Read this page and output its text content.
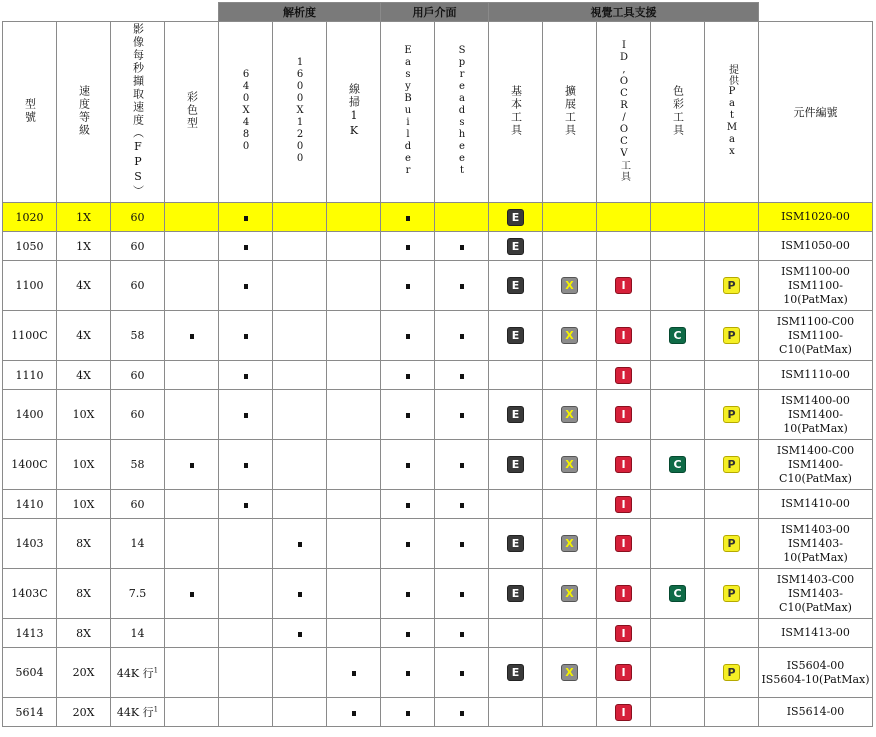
				解析度			用戶介面		視覺工具支援					
型號	速度等級	影像每秒擷取速度（FPS）	彩色型	640X480	1600X1200	線掃1K	EasyBuilder	Spreadsheet	基本工具	擴展工具	ID,OCR/OCV工具	色彩工具	提供PatMax	元件編號
1020	1X	60							E					ISM1020-00

1050	1X	60							E					ISM1050-00

1100	4X	60							E	X	I		P	ISM1100-00
ISM1100-10(PatMax)

1100C	4X	58							E	X	I	C	P	ISM1100-C00
ISM1100-
C10(PatMax)

1110	4X	60									I			ISM1110-00

1400	10X	60							E	X	I		P	ISM1400-00
ISM1400-10(PatMax)

1400C	10X	58							E	X	I	C	P	ISM1400-C00
ISM1400-
C10(PatMax)

1410	10X	60									I			ISM1410-00

1403	8X	14							E	X	I		P	ISM1403-00
ISM1403-10(PatMax)

1403C	8X	7.5							E	X	I	C	P	ISM1403-C00
ISM1403-
C10(PatMax)

1413	8X	14									I			ISM1413-00

5604	20X	44K 行$^1$							E	X	I		P	IS5604-00
IS5604-10(PatMax)

5614	20X	44K 行$^1$									I			IS5614-00
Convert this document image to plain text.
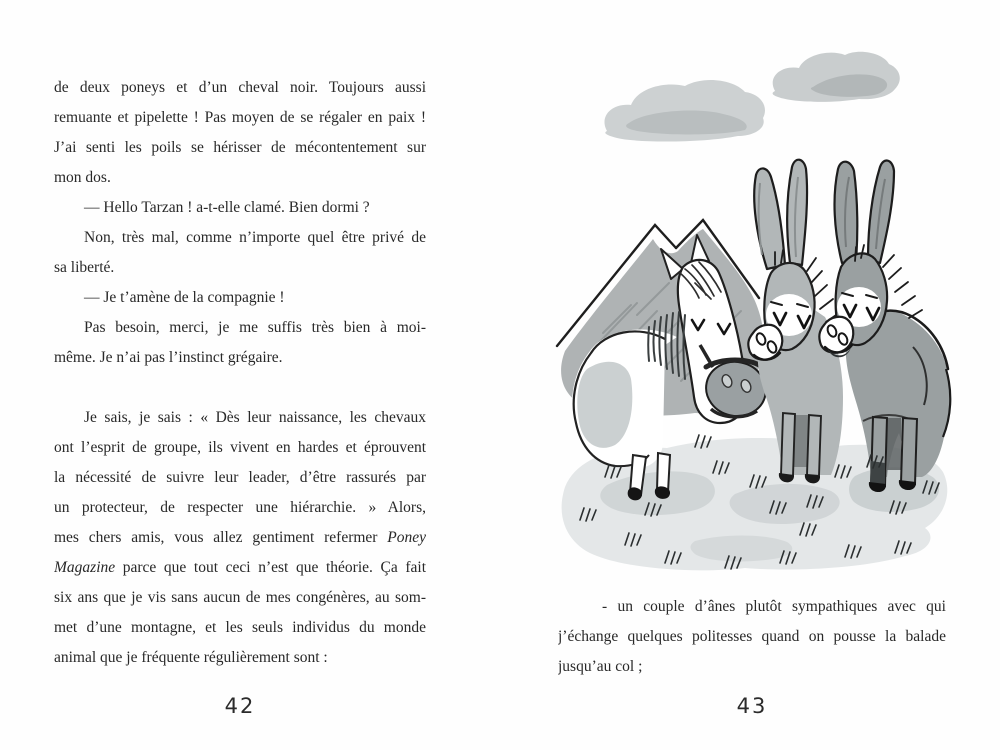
de deux poneys et d’un cheval noir. Toujours aussi
remuante et pipelette ! Pas moyen de se régaler en paix !
J’ai senti les poils se hérisser de mécontentement sur
mon dos.
— Hello Tarzan ! a-t-elle clamé. Bien dormi ?
Non, très mal, comme n’importe quel être privé de
sa liberté.
— Je t’amène de la compagnie !
Pas besoin, merci, je me suffis très bien à moi-
même. Je n’ai pas l’instinct grégaire.
Je sais, je sais : « Dès leur naissance, les chevaux
ont l’esprit de groupe, ils vivent en hardes et éprouvent
la nécessité de suivre leur leader, d’être rassurés par
un protecteur, de respecter une hiérarchie. » Alors,
mes chers amis, vous allez gentiment refermer Poney
Magazine parce que tout ceci n’est que théorie. Ça fait
six ans que je vis sans aucun de mes congénères, au som-
met d’une montagne, et les seuls individus du monde
animal que je fréquente régulièrement sont :
- un couple d’ânes plutôt sympathiques avec qui
j’échange quelques politesses quand on pousse la balade
jusqu’au col ;
42	43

Directions for this task:
Reproduce every record word for word. The copy must contain no pictures.

Task response:
Read this page and output its text content.
				解析度			用戶介面		視覺工具支援					
型號	速度等級	影像每秒擷取速度（FPS）	彩色型	640X480	1600X1200	線掃1K	EasyBuilder	Spreadsheet	基本工具	擴展工具	ID,OCR/OCV工具	色彩工具	提供PatMax	元件編號
1020	1X	60							E					ISM1020-00

1050	1X	60							E					ISM1050-00

1100	4X	60							E	X	I		P	ISM1100-00
ISM1100-10(PatMax)

1100C	4X	58							E	X	I	C	P	ISM1100-C00
ISM1100-
C10(PatMax)

1110	4X	60									I			ISM1110-00

1400	10X	60							E	X	I		P	ISM1400-00
ISM1400-10(PatMax)

1400C	10X	58							E	X	I	C	P	ISM1400-C00
ISM1400-
C10(PatMax)

1410	10X	60									I			ISM1410-00

1403	8X	14							E	X	I		P	ISM1403-00
ISM1403-10(PatMax)

1403C	8X	7.5							E	X	I	C	P	ISM1403-C00
ISM1403-
C10(PatMax)

1413	8X	14									I			ISM1413-00

5604	20X	44K 行$^1$							E	X	I		P	IS5604-00
IS5604-10(PatMax)

5614	20X	44K 行$^1$									I			IS5614-00
Convert this document image to plain text.
de deux poneys et d’un cheval noir. Toujours aussi
remuante et pipelette ! Pas moyen de se régaler en paix !
J’ai senti les poils se hérisser de mécontentement sur
mon dos.
— Hello Tarzan ! a-t-elle clamé. Bien dormi ?
Non, très mal, comme n’importe quel être privé de
sa liberté.
— Je t’amène de la compagnie !
Pas besoin, merci, je me suffis très bien à moi-
même. Je n’ai pas l’instinct grégaire.
Je sais, je sais : « Dès leur naissance, les chevaux
ont l’esprit de groupe, ils vivent en hardes et éprouvent
la nécessité de suivre leur leader, d’être rassurés par
un protecteur, de respecter une hiérarchie. » Alors,
mes chers amis, vous allez gentiment refermer Poney
Magazine parce que tout ceci n’est que théorie. Ça fait
six ans que je vis sans aucun de mes congénères, au som-
met d’une montagne, et les seuls individus du monde
animal que je fréquente régulièrement sont :
- un couple d’ânes plutôt sympathiques avec qui
j’échange quelques politesses quand on pousse la balade
jusqu’au col ;
42	43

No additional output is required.